Task objective –
Only the lines holding the string "values" are needed. Copy each one.

Task input –
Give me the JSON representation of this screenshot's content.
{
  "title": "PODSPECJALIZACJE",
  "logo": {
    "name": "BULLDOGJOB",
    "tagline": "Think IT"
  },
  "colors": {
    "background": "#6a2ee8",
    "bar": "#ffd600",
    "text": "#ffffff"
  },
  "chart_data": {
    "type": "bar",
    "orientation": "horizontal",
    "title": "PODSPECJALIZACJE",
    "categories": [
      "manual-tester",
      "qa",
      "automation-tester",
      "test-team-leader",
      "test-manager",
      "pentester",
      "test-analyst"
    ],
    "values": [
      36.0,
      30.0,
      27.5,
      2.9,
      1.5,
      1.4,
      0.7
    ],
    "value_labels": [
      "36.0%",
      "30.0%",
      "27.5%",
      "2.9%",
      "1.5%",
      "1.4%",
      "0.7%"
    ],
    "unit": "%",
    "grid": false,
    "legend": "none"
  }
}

...

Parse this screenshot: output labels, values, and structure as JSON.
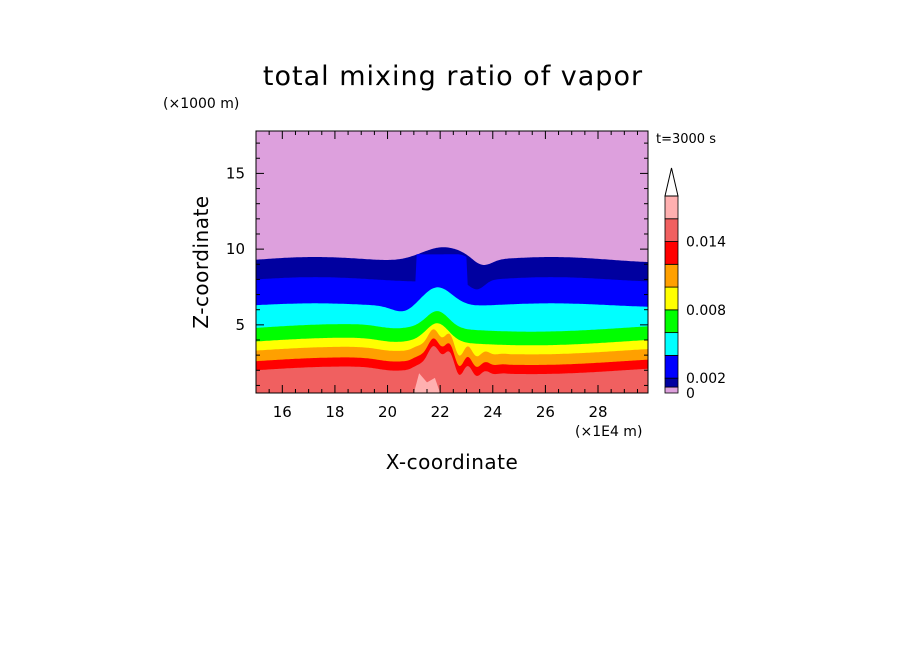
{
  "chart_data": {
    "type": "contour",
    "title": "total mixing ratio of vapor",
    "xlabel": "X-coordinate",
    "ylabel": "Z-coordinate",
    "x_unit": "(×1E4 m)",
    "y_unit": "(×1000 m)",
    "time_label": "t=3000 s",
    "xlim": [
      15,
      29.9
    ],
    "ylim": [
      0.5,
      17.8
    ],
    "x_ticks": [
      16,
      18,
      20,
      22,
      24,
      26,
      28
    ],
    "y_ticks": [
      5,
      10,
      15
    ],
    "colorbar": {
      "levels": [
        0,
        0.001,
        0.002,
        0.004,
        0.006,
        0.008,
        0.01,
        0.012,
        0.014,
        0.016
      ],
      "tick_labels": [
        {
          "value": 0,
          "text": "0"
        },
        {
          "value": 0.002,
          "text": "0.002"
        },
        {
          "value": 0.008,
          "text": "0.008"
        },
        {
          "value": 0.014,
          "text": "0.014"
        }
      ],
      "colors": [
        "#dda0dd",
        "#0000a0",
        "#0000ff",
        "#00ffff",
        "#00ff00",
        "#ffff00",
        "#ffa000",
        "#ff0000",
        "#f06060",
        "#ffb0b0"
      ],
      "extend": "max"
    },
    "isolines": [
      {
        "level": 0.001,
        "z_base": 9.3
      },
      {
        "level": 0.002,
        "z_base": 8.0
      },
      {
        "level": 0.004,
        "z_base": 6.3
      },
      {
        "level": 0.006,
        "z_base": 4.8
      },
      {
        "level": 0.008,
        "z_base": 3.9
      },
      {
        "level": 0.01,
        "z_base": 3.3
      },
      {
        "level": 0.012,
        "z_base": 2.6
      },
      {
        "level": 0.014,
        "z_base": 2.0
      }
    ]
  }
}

Output of the exercise –
    "values": [
Parse this screenshot: output labels, values, and structure as JSON.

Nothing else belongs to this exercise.